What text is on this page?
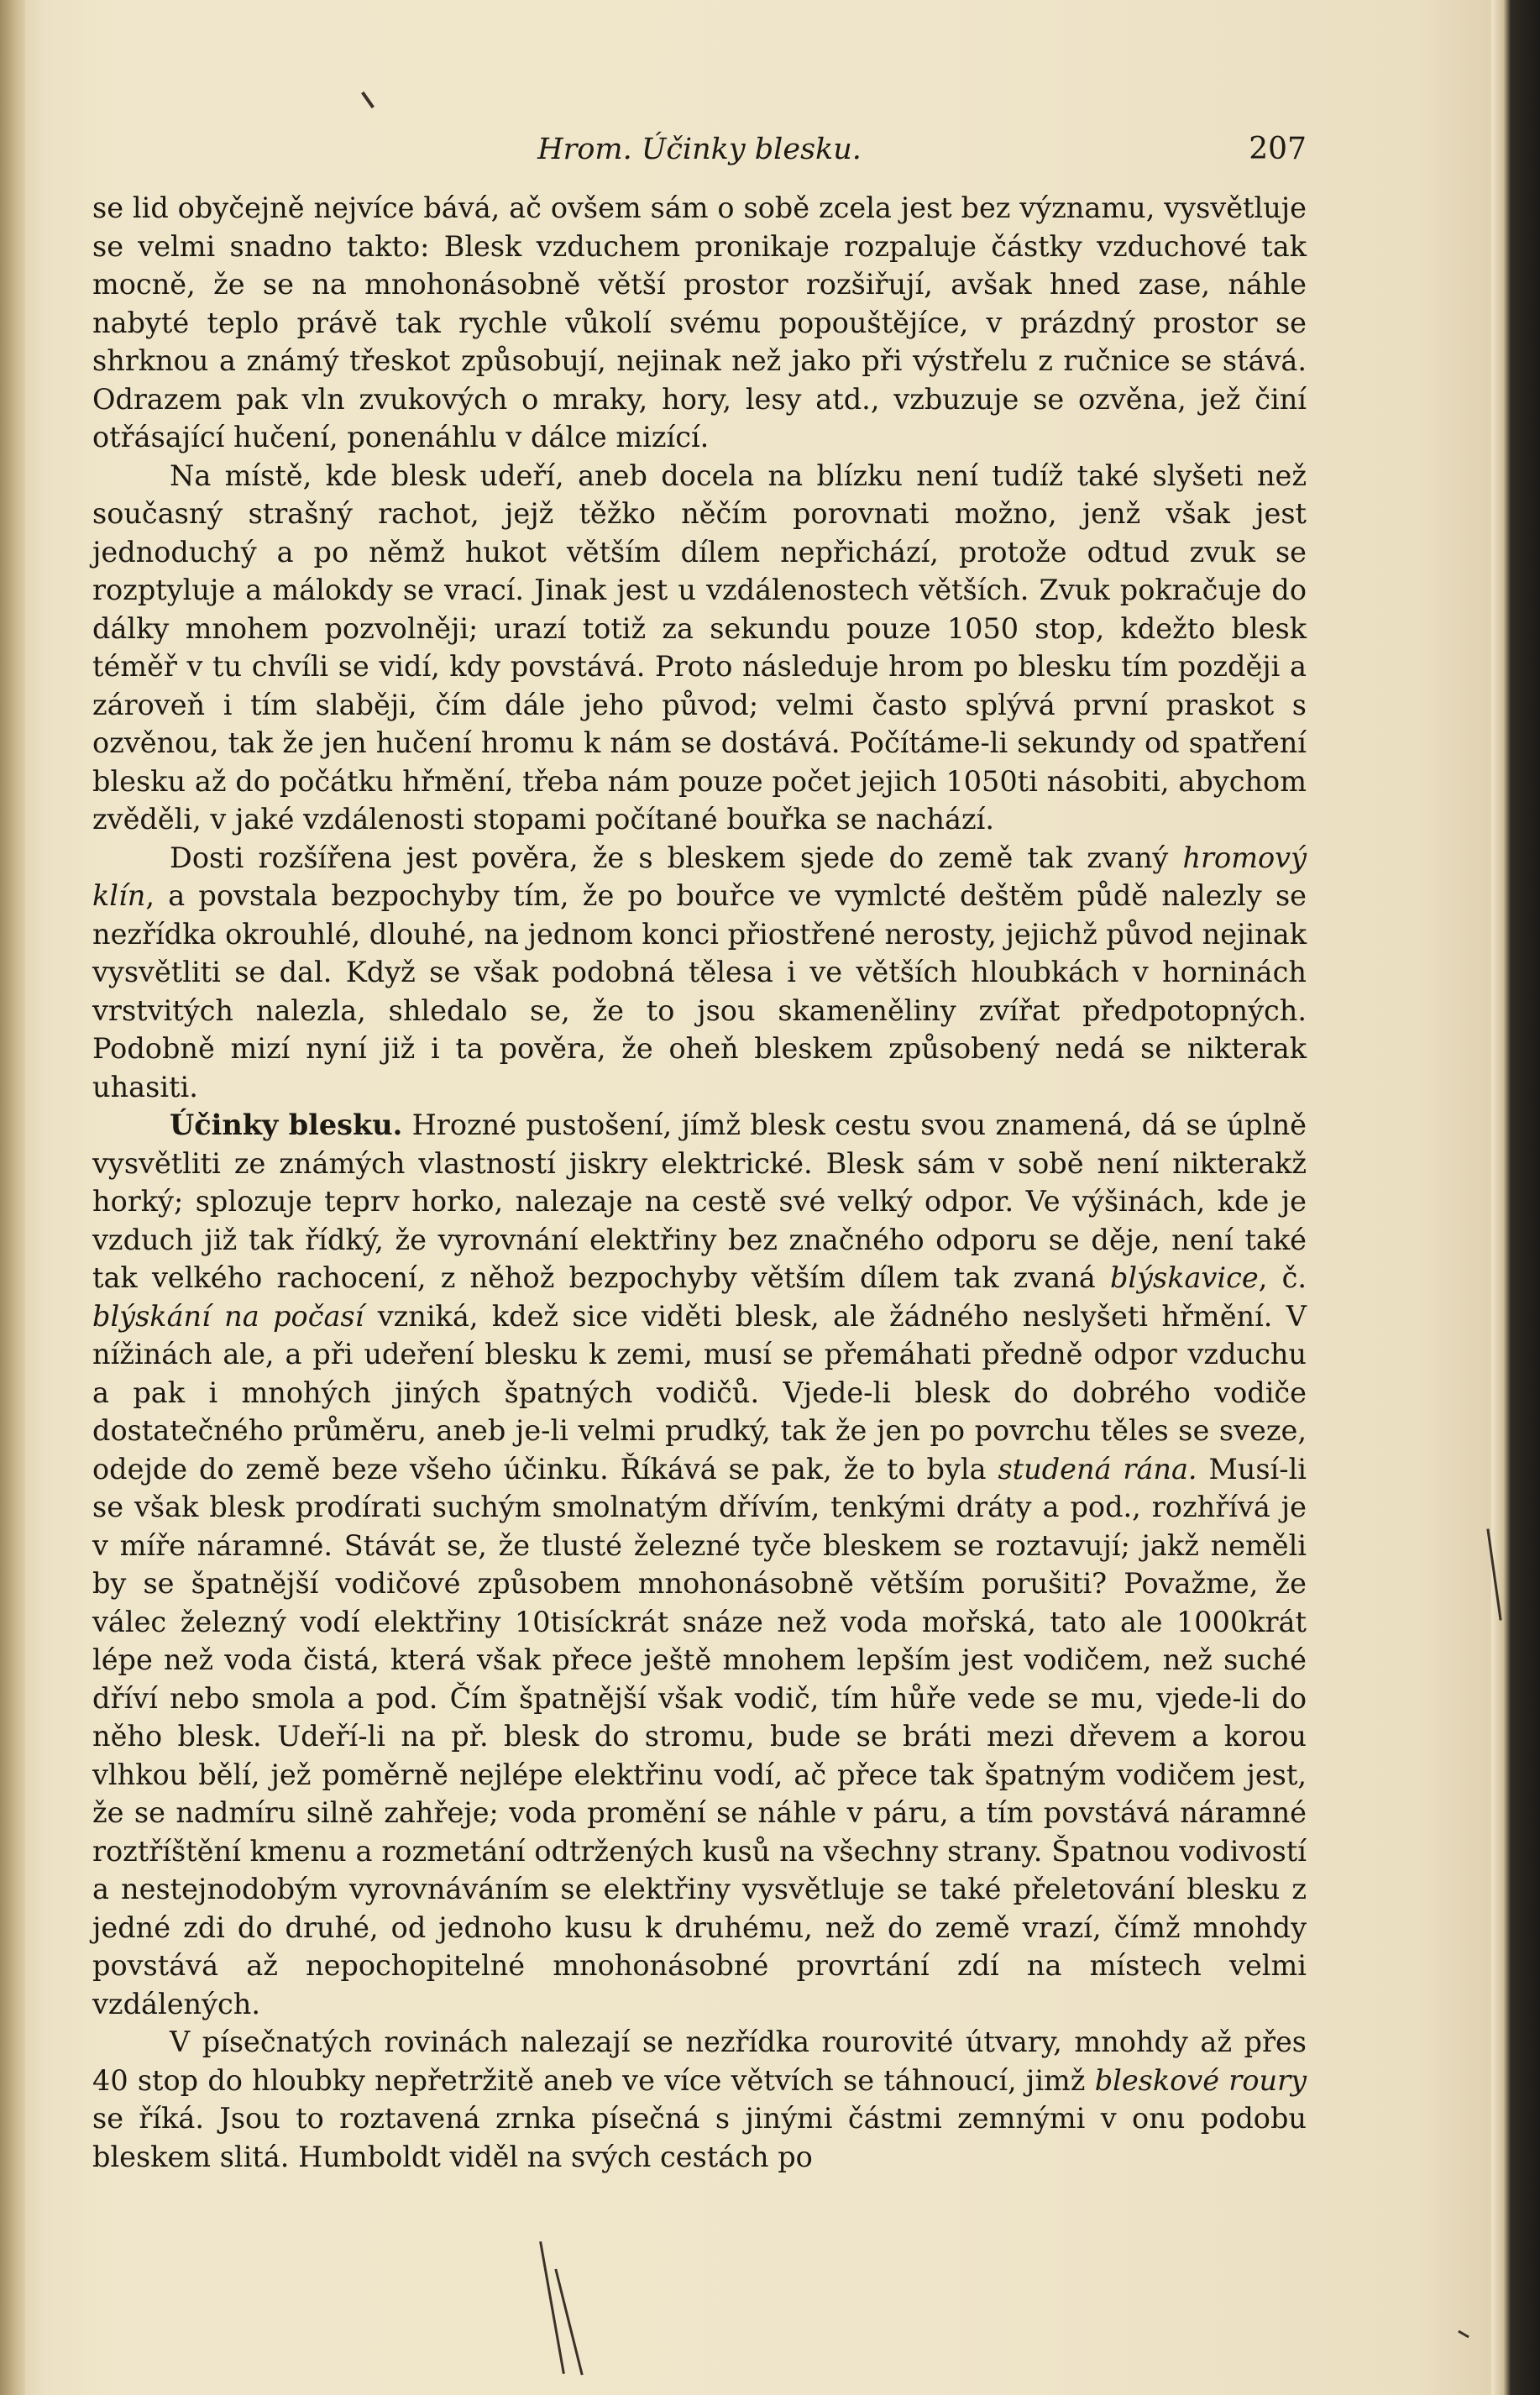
Hrom. Účinky blesku.	207

se lid obyčejně nejvíce bává, ač ovšem sám o sobě zcela jest bez významu, vysvětluje se velmi snadno takto: Blesk vzduchem pronikaje rozpaluje částky vzduchové tak mocně, že se na mnohonásobně větší prostor rozšiřují, avšak hned zase, náhle nabyté teplo právě tak rychle vůkolí svému popouštějíce, v prázdný prostor se shrknou a známý třeskot způsobují, nejinak než jako při výstřelu z ručnice se stává. Odrazem pak vln zvukových o mraky, hory, lesy atd., vzbuzuje se ozvěna, jež činí otřásající hučení, ponenáhlu v dálce mizící.

Na místě, kde blesk udeří, aneb docela na blízku není tudíž také slyšeti než současný strašný rachot, jejž těžko něčím porovnati možno, jenž však jest jednoduchý a po němž hukot větším dílem nepřichází, protože odtud zvuk se rozptyluje a málokdy se vrací. Jinak jest u vzdálenostech větších. Zvuk pokračuje do dálky mnohem pozvolněji; urazí totiž za sekundu pouze 1050 stop, kdežto blesk téměř v tu chvíli se vidí, kdy povstává. Proto následuje hrom po blesku tím později a zároveň i tím slaběji, čím dále jeho původ; velmi často splývá první praskot s ozvěnou, tak že jen hučení hromu k nám se dostává. Počítáme-li sekundy od spatření blesku až do počátku hřmění, třeba nám pouze počet jejich 1050ti násobiti, abychom zvěděli, v jaké vzdálenosti stopami počítané bouřka se nachází.

Dosti rozšířena jest pověra, že s bleskem sjede do země tak zvaný hromový klín, a povstala bezpochyby tím, že po bouřce ve vymlcté deštěm půdě nalezly se nezřídka okrouhlé, dlouhé, na jednom konci přiostřené nerosty, jejichž původ nejinak vysvětliti se dal. Když se však podobná tělesa i ve větších hloubkách v horninách vrstvitých nalezla, shledalo se, že to jsou skameněliny zvířat předpotopných. Podobně mizí nyní již i ta pověra, že oheň bleskem způsobený nedá se nikterak uhasiti.

Účinky blesku. Hrozné pustošení, jímž blesk cestu svou znamená, dá se úplně vysvětliti ze známých vlastností jiskry elektrické. Blesk sám v sobě není nikterakž horký; splozuje teprv horko, nalezaje na cestě své velký odpor. Ve výšinách, kde je vzduch již tak řídký, že vyrovnání elektřiny bez značného odporu se děje, není také tak velkého rachocení, z něhož bezpochyby větším dílem tak zvaná blýskavice, č. blýskání na počasí vzniká, kdež sice viděti blesk, ale žádného neslyšeti hřmění. V nížinách ale, a při udeření blesku k zemi, musí se přemáhati předně odpor vzduchu a pak i mnohých jiných špatných vodičů. Vjede-li blesk do dobrého vodiče dostatečného průměru, aneb je-li velmi prudký, tak že jen po povrchu těles se sveze, odejde do země beze všeho účinku. Říkává se pak, že to byla studená rána. Musí-li se však blesk prodírati suchým smolnatým dřívím, tenkými dráty a pod., rozhřívá je v míře náramné. Stávát se, že tlusté železné tyče bleskem se roztavují; jakž neměli by se špatnější vodičové způsobem mnohonásobně větším porušiti? Považme, že válec železný vodí elektřiny 10tisíckrát snáze než voda mořská, tato ale 1000krát lépe než voda čistá, která však přece ještě mnohem lepším jest vodičem, než suché dříví nebo smola a pod. Čím špatnější však vodič, tím hůře vede se mu, vjede-li do něho blesk. Udeří-li na př. blesk do stromu, bude se bráti mezi dřevem a korou vlhkou bělí, jež poměrně nejlépe elektřinu vodí, ač přece tak špatným vodičem jest, že se nadmíru silně zahřeje; voda promění se náhle v páru, a tím povstává náramné roztříštění kmenu a rozmetání odtržených kusů na všechny strany. Špatnou vodivostí a nestejnodobým vyrovnáváním se elektřiny vysvětluje se také přeletování blesku z jedné zdi do druhé, od jednoho kusu k druhému, než do země vrazí, čímž mnohdy povstává až nepochopitelné mnohonásobné provrtání zdí na místech velmi vzdálených.

V písečnatých rovinách nalezají se nezřídka rourovité útvary, mnohdy až přes 40 stop do hloubky nepřetržitě aneb ve více větvích se táhnoucí, jimž bleskové roury se říká. Jsou to roztavená zrnka písečná s jinými částmi zemnými v onu podobu bleskem slitá. Humboldt viděl na svých cestách po
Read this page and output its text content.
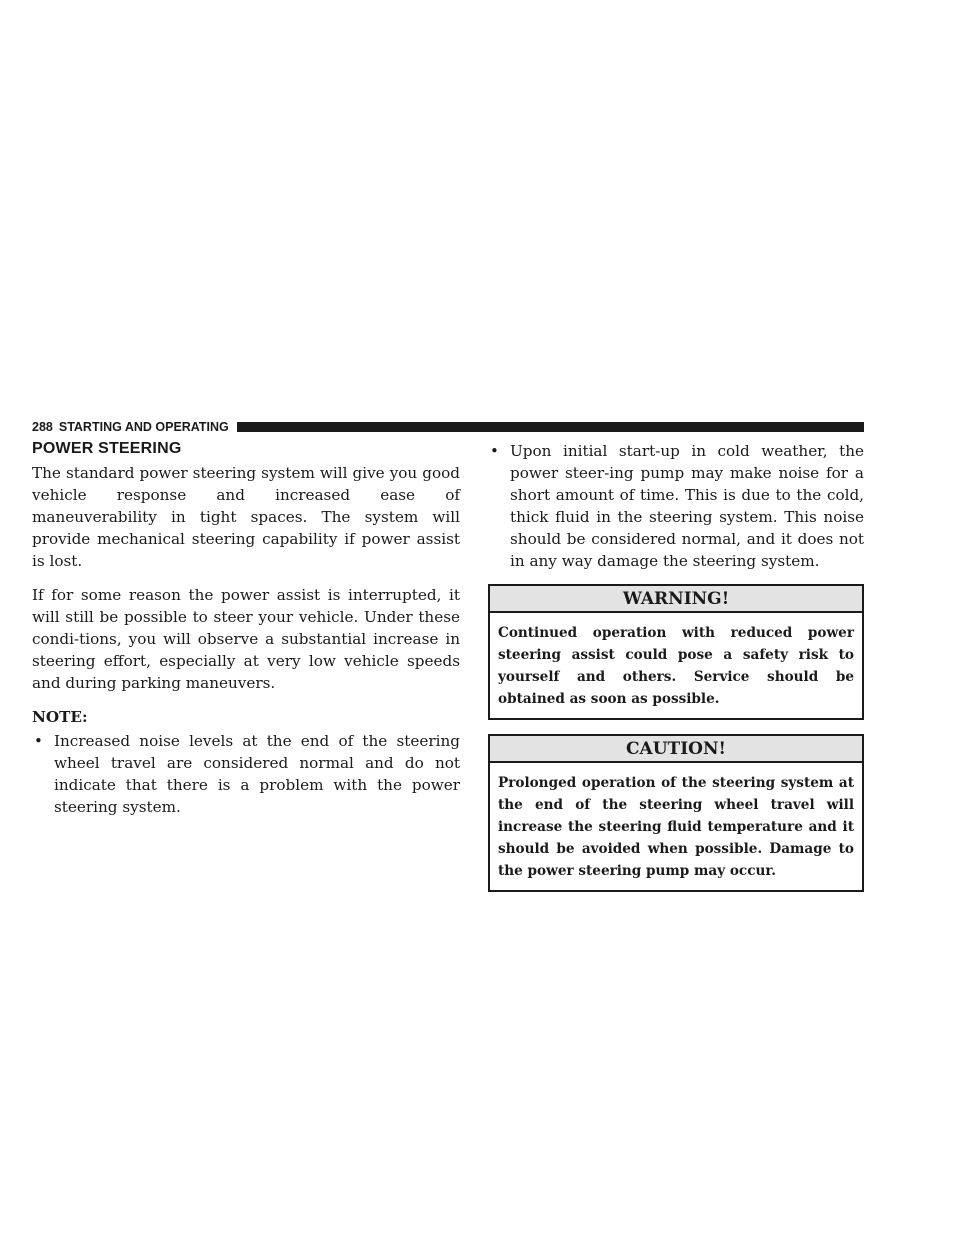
288 STARTING AND OPERATING
POWER STEERING

The standard power steering system will give you good vehicle response and increased ease of maneuverability in tight spaces. The system will provide mechanical steering capability if power assist is lost.

If for some reason the power assist is interrupted, it will still be possible to steer your vehicle. Under these condi-tions, you will observe a substantial increase in steering effort, especially at very low vehicle speeds and during parking maneuvers.

NOTE:
• Increased noise levels at the end of the steering wheel travel are considered normal and do not indicate that there is a problem with the power steering system.
• Upon initial start-up in cold weather, the power steer-ing pump may make noise for a short amount of time. This is due to the cold, thick fluid in the steering system. This noise should be considered normal, and it does not in any way damage the steering system.
WARNING!
Continued operation with reduced power steering assist could pose a safety risk to yourself and others. Service should be obtained as soon as possible.
CAUTION!
Prolonged operation of the steering system at the end of the steering wheel travel will increase the steering fluid temperature and it should be avoided when possible. Damage to the power steering pump may occur.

What the task requires |
Every record must be copied exactly, with the pictures left out.

Written solution |
What text is on this page?
Hrom. Účinky blesku.	207

se lid obyčejně nejvíce bává, ač ovšem sám o sobě zcela jest bez významu, vysvětluje se velmi snadno takto: Blesk vzduchem pronikaje rozpaluje částky vzduchové tak mocně, že se na mnohonásobně větší prostor rozšiřují, avšak hned zase, náhle nabyté teplo právě tak rychle vůkolí svému popouštějíce, v prázdný prostor se shrknou a známý třeskot způsobují, nejinak než jako při výstřelu z ručnice se stává. Odrazem pak vln zvukových o mraky, hory, lesy atd., vzbuzuje se ozvěna, jež činí otřásající hučení, ponenáhlu v dálce mizící.

Na místě, kde blesk udeří, aneb docela na blízku není tudíž také slyšeti než současný strašný rachot, jejž těžko něčím porovnati možno, jenž však jest jednoduchý a po němž hukot větším dílem nepřichází, protože odtud zvuk se rozptyluje a málokdy se vrací. Jinak jest u vzdálenostech větších. Zvuk pokračuje do dálky mnohem pozvolněji; urazí totiž za sekundu pouze 1050 stop, kdežto blesk téměř v tu chvíli se vidí, kdy povstává. Proto následuje hrom po blesku tím později a zároveň i tím slaběji, čím dále jeho původ; velmi často splývá první praskot s ozvěnou, tak že jen hučení hromu k nám se dostává. Počítáme-li sekundy od spatření blesku až do počátku hřmění, třeba nám pouze počet jejich 1050ti násobiti, abychom zvěděli, v jaké vzdálenosti stopami počítané bouřka se nachází.

Dosti rozšířena jest pověra, že s bleskem sjede do země tak zvaný hromový klín, a povstala bezpochyby tím, že po bouřce ve vymlcté deštěm půdě nalezly se nezřídka okrouhlé, dlouhé, na jednom konci přiostřené nerosty, jejichž původ nejinak vysvětliti se dal. Když se však podobná tělesa i ve větších hloubkách v horninách vrstvitých nalezla, shledalo se, že to jsou skameněliny zvířat předpotopných. Podobně mizí nyní již i ta pověra, že oheň bleskem způsobený nedá se nikterak uhasiti.

Účinky blesku. Hrozné pustošení, jímž blesk cestu svou znamená, dá se úplně vysvětliti ze známých vlastností jiskry elektrické. Blesk sám v sobě není nikterakž horký; splozuje teprv horko, nalezaje na cestě své velký odpor. Ve výšinách, kde je vzduch již tak řídký, že vyrovnání elektřiny bez značného odporu se děje, není také tak velkého rachocení, z něhož bezpochyby větším dílem tak zvaná blýskavice, č. blýskání na počasí vzniká, kdež sice viděti blesk, ale žádného neslyšeti hřmění. V nížinách ale, a při udeření blesku k zemi, musí se přemáhati předně odpor vzduchu a pak i mnohých jiných špatných vodičů. Vjede-li blesk do dobrého vodiče dostatečného průměru, aneb je-li velmi prudký, tak že jen po povrchu těles se sveze, odejde do země beze všeho účinku. Říkává se pak, že to byla studená rána. Musí-li se však blesk prodírati suchým smolnatým dřívím, tenkými dráty a pod., rozhřívá je v míře náramné. Stávát se, že tlusté železné tyče bleskem se roztavují; jakž neměli by se špatnější vodičové způsobem mnohonásobně větším porušiti? Považme, že válec železný vodí elektřiny 10tisíckrát snáze než voda mořská, tato ale 1000krát lépe než voda čistá, která však přece ještě mnohem lepším jest vodičem, než suché dříví nebo smola a pod. Čím špatnější však vodič, tím hůře vede se mu, vjede-li do něho blesk. Udeří-li na př. blesk do stromu, bude se bráti mezi dřevem a korou vlhkou bělí, jež poměrně nejlépe elektřinu vodí, ač přece tak špatným vodičem jest, že se nadmíru silně zahřeje; voda promění se náhle v páru, a tím povstává náramné roztříštění kmenu a rozmetání odtržených kusů na všechny strany. Špatnou vodivostí a nestejnodobým vyrovnáváním se elektřiny vysvětluje se také přeletování blesku z jedné zdi do druhé, od jednoho kusu k druhému, než do země vrazí, čímž mnohdy povstává až nepochopitelné mnohonásobné provrtání zdí na místech velmi vzdálených.

V písečnatých rovinách nalezají se nezřídka rourovité útvary, mnohdy až přes 40 stop do hloubky nepřetržitě aneb ve více větvích se táhnoucí, jimž bleskové roury se říká. Jsou to roztavená zrnka písečná s jinými částmi zemnými v onu podobu bleskem slitá. Humboldt viděl na svých cestách po
Read this page and output its text content.
288 STARTING AND OPERATING
POWER STEERING

The standard power steering system will give you good vehicle response and increased ease of maneuverability in tight spaces. The system will provide mechanical steering capability if power assist is lost.

If for some reason the power assist is interrupted, it will still be possible to steer your vehicle. Under these condi-tions, you will observe a substantial increase in steering effort, especially at very low vehicle speeds and during parking maneuvers.

NOTE:
• Increased noise levels at the end of the steering wheel travel are considered normal and do not indicate that there is a problem with the power steering system.
• Upon initial start-up in cold weather, the power steer-ing pump may make noise for a short amount of time. This is due to the cold, thick fluid in the steering system. This noise should be considered normal, and it does not in any way damage the steering system.
WARNING!
Continued operation with reduced power steering assist could pose a safety risk to yourself and others. Service should be obtained as soon as possible.
CAUTION!
Prolonged operation of the steering system at the end of the steering wheel travel will increase the steering fluid temperature and it should be avoided when possible. Damage to the power steering pump may occur.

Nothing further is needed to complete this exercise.